(What to produce) Tell me how many lines hold "next", please, using only the number.
• • • • •
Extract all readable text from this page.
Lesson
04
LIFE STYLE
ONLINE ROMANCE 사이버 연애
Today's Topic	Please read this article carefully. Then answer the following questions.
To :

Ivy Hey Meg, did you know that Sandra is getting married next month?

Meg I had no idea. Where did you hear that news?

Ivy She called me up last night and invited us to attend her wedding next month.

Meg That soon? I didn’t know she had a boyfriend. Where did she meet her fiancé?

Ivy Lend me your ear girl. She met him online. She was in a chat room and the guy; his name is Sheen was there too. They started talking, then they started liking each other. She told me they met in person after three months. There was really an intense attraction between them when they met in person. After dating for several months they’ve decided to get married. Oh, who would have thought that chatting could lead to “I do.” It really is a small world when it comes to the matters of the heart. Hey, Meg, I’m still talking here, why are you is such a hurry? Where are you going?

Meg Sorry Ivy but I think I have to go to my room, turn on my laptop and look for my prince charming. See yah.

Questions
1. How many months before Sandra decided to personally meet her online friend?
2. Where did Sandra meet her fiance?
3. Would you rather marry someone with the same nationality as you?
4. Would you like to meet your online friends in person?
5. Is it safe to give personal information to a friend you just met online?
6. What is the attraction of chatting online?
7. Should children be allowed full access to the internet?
• • • • •
(Solution to this exercise) 2